■ Exercise directions ■
From the entries below, copy out every line with "pomoći" in it.

* Begin Recorded data *

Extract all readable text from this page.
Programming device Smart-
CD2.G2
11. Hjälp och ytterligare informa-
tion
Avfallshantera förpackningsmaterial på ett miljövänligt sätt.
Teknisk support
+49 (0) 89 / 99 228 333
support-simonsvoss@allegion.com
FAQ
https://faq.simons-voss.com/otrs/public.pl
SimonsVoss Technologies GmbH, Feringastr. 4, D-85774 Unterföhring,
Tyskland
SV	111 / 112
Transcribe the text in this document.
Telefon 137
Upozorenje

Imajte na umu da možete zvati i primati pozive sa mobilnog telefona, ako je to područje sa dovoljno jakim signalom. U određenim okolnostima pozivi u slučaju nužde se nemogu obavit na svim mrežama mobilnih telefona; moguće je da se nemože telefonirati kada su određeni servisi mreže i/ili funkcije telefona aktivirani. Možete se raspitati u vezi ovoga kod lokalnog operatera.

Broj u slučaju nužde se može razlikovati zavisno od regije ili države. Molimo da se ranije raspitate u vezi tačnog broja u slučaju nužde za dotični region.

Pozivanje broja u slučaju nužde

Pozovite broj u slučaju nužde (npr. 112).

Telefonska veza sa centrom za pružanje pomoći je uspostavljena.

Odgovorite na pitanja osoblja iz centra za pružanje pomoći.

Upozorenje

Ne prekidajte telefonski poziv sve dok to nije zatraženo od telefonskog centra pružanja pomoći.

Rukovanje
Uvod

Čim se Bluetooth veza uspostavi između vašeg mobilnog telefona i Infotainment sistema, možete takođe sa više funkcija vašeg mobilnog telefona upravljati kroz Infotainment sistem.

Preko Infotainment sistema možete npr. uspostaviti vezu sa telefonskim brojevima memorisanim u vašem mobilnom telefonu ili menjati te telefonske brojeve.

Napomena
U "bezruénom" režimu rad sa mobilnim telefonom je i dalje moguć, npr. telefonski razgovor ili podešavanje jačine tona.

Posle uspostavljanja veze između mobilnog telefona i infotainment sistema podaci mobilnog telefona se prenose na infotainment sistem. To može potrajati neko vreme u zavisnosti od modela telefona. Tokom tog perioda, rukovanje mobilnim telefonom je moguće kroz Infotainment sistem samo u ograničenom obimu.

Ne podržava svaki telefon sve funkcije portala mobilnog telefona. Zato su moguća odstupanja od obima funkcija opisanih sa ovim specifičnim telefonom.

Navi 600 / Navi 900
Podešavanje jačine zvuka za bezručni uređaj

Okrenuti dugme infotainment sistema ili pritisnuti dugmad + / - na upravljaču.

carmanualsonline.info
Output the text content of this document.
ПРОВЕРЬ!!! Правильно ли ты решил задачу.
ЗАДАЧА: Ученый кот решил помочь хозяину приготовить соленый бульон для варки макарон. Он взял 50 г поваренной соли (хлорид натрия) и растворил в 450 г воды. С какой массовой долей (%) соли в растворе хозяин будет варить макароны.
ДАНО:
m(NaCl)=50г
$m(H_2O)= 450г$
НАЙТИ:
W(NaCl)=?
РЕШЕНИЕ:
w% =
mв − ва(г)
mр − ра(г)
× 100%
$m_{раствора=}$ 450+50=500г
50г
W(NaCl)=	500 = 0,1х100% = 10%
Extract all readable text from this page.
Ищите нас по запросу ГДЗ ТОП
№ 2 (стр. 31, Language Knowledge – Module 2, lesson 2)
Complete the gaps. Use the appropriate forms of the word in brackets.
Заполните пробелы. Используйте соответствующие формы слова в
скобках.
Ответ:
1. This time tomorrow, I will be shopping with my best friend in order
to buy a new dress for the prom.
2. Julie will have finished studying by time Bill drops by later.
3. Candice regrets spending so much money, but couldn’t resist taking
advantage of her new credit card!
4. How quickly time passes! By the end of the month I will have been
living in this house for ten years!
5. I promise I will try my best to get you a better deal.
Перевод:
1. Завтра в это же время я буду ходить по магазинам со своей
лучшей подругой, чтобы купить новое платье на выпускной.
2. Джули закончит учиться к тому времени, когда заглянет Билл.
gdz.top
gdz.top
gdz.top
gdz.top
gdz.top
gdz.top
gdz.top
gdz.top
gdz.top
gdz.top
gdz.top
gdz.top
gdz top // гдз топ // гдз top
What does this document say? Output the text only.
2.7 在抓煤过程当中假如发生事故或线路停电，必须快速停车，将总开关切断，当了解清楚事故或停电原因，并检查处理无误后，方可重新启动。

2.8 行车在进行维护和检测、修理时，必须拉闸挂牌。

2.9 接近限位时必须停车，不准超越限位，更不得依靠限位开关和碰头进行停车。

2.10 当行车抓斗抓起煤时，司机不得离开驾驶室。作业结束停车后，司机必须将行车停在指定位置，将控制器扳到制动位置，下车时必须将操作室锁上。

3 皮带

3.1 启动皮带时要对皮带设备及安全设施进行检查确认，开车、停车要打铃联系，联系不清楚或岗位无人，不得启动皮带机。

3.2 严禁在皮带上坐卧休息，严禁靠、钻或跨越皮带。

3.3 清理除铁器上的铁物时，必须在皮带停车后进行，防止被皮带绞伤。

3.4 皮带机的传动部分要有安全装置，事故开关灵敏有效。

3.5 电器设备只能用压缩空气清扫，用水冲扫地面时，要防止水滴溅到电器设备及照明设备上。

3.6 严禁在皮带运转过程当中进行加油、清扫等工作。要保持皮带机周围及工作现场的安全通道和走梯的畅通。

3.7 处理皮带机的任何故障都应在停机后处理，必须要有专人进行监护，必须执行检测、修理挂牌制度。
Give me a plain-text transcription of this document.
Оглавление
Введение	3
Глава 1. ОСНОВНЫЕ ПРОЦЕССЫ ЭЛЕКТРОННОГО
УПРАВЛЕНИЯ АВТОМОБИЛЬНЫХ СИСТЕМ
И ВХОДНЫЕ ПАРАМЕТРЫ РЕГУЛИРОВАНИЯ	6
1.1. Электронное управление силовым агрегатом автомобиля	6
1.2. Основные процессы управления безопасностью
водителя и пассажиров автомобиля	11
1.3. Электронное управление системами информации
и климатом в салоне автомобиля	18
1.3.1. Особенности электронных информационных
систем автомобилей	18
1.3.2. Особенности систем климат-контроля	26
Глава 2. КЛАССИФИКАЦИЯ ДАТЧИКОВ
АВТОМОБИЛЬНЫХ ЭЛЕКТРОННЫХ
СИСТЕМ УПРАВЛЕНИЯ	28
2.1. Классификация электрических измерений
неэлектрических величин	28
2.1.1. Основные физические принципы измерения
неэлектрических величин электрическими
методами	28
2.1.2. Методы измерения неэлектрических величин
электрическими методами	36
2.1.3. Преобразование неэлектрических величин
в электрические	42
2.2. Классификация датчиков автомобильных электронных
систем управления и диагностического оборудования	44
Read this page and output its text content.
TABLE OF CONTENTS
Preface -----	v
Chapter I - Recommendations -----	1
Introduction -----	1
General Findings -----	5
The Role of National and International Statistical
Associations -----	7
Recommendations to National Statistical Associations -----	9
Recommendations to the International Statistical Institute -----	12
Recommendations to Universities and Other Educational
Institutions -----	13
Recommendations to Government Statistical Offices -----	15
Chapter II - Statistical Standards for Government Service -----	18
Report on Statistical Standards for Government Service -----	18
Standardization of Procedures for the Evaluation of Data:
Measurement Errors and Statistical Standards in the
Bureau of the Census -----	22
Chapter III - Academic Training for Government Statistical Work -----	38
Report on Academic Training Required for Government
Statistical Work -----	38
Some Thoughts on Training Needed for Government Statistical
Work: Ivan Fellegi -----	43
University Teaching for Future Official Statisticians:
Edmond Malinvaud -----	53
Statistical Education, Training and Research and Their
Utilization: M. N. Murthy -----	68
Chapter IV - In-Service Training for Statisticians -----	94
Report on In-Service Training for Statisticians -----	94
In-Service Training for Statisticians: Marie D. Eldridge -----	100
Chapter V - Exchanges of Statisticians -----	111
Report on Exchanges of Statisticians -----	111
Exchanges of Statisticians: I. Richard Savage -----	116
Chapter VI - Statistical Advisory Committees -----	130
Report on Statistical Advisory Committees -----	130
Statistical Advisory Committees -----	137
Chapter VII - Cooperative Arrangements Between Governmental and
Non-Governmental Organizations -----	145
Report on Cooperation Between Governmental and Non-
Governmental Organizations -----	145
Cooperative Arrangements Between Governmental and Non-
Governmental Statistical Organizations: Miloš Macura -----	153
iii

* End Recorded data *

■ Task solution ■
Telefonska veza sa centrom za pružanje pomoći je uspostavljena.
Odgovorite na pitanja osoblja iz centra za pružanje pomoći.
Ne prekidajte telefonski poziv sve dok to nije zatraženo od telefonskog centra pružanja pomoći.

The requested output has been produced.